**Records from a data source**

◇ ◇ ◇ ◇ ◇

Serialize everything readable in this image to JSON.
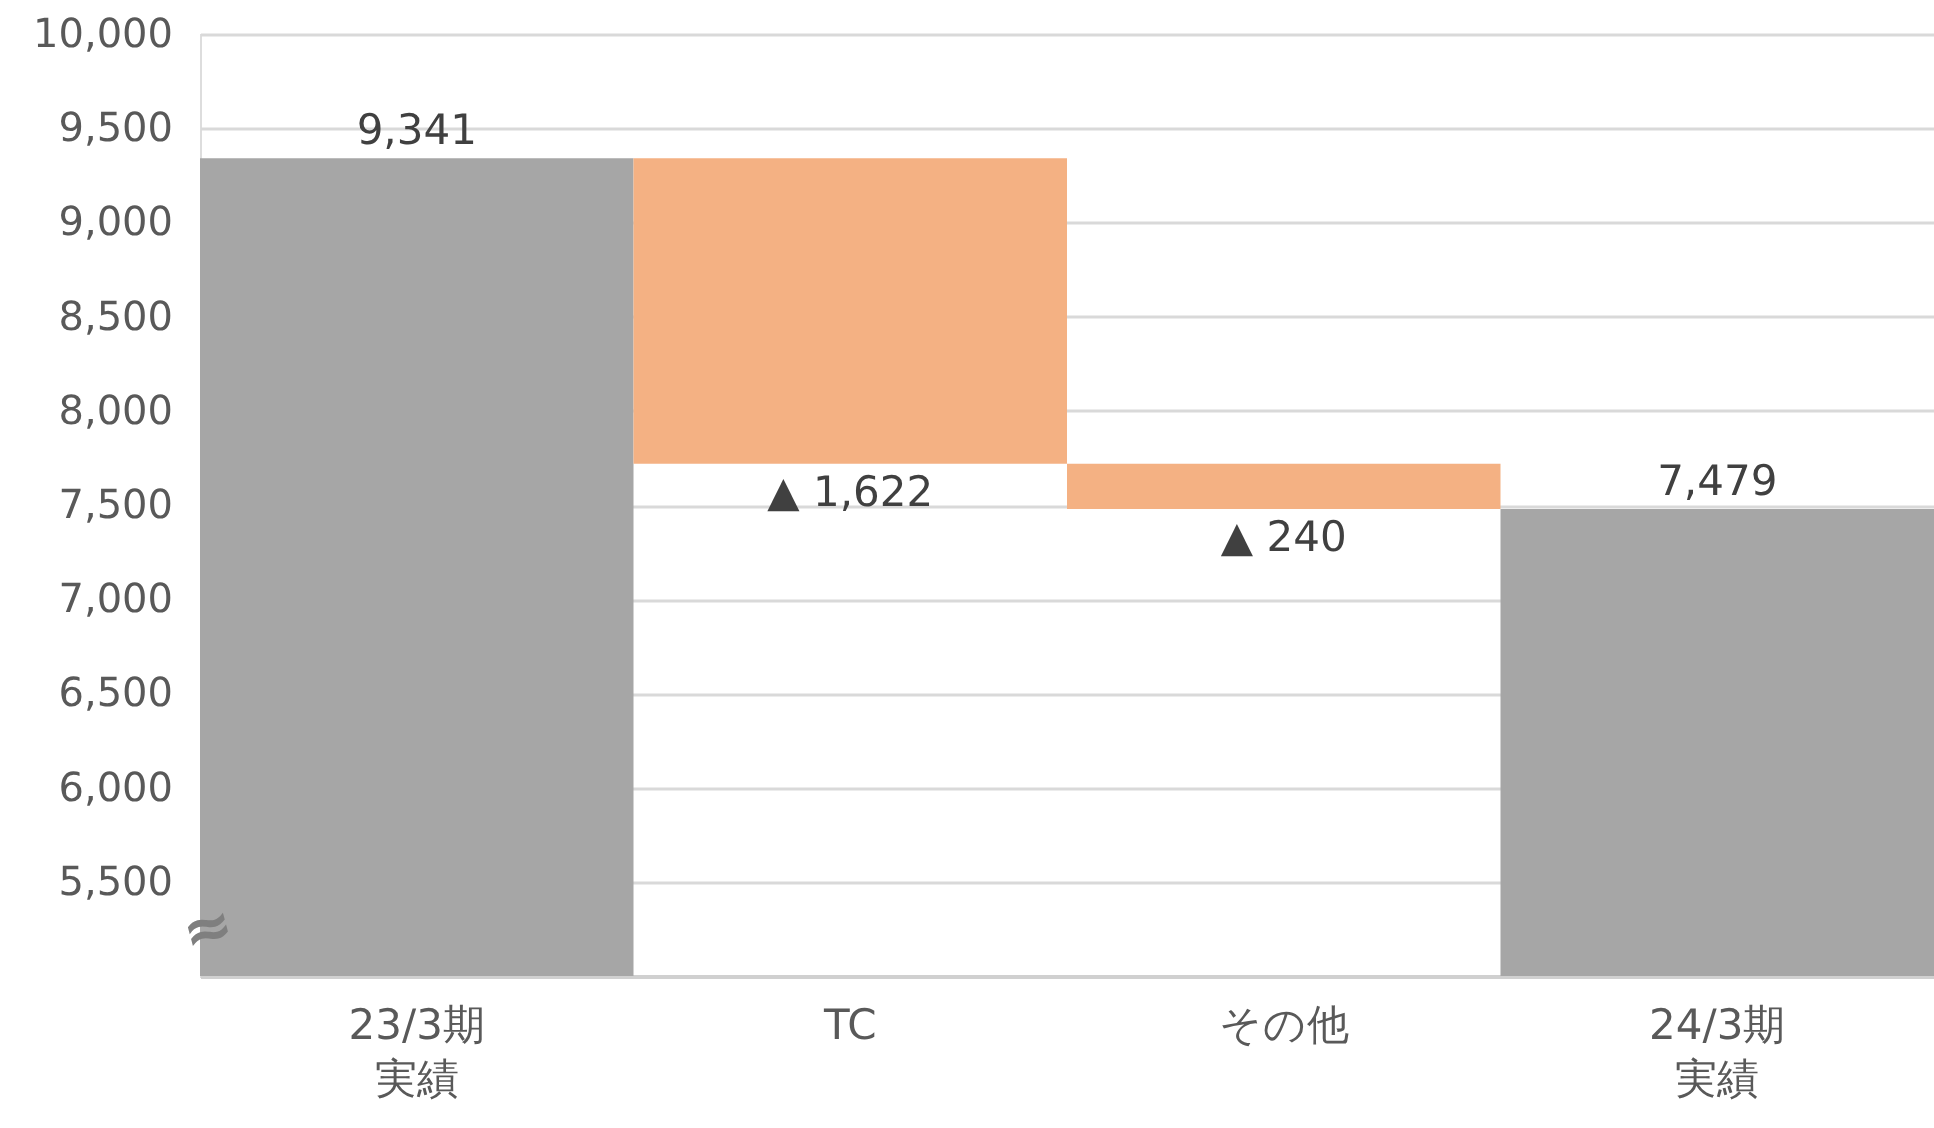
{
  "chart_data": {
    "type": "bar",
    "categories": [
      "23/3期実績",
      "TC",
      "その他",
      "24/3期実績"
    ],
    "values": [
      9341,
      -1622,
      -240,
      7479
    ],
    "base": [
      null,
      9341,
      7719,
      null
    ],
    "colors": [
      "#a6a6a6",
      "#f4b183",
      "#f4b183",
      "#a6a6a6"
    ],
    "value_labels": [
      "9,341",
      "▲ 1,622",
      "▲ 240",
      "7,479"
    ],
    "ylim": [
      5000,
      10000
    ],
    "yticks": [
      {
        "value": 5500,
        "label": "5,500"
      },
      {
        "value": 6000,
        "label": "6,000"
      },
      {
        "value": 6500,
        "label": "6,500"
      },
      {
        "value": 7000,
        "label": "7,000"
      },
      {
        "value": 7500,
        "label": "7,500"
      },
      {
        "value": 8000,
        "label": "8,000"
      },
      {
        "value": 8500,
        "label": "8,500"
      },
      {
        "value": 9000,
        "label": "9,000"
      },
      {
        "value": 9500,
        "label": "9,500"
      },
      {
        "value": 10000,
        "label": "10,000"
      }
    ],
    "grid": "y",
    "annotations": [
      "≈"
    ]
  }
}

◇ ◇ ◇ ◇ ◇

**Exercise brief**
Transcribe the records above exactly, omitting every picture they contain.

**Answer to this exercise**
Serialize everything readable in this image to JSON.
{
  "chart_data": {
    "type": "bar",
    "categories": [
      "23/3期実績",
      "TC",
      "その他",
      "24/3期実績"
    ],
    "values": [
      9341,
      -1622,
      -240,
      7479
    ],
    "base": [
      null,
      9341,
      7719,
      null
    ],
    "colors": [
      "#a6a6a6",
      "#f4b183",
      "#f4b183",
      "#a6a6a6"
    ],
    "value_labels": [
      "9,341",
      "▲ 1,622",
      "▲ 240",
      "7,479"
    ],
    "ylim": [
      5000,
      10000
    ],
    "yticks": [
      {
        "value": 5500,
        "label": "5,500"
      },
      {
        "value": 6000,
        "label": "6,000"
      },
      {
        "value": 6500,
        "label": "6,500"
      },
      {
        "value": 7000,
        "label": "7,000"
      },
      {
        "value": 7500,
        "label": "7,500"
      },
      {
        "value": 8000,
        "label": "8,000"
      },
      {
        "value": 8500,
        "label": "8,500"
      },
      {
        "value": 9000,
        "label": "9,000"
      },
      {
        "value": 9500,
        "label": "9,500"
      },
      {
        "value": 10000,
        "label": "10,000"
      }
    ],
    "grid": "y",
    "annotations": [
      "≈"
    ]
  }
}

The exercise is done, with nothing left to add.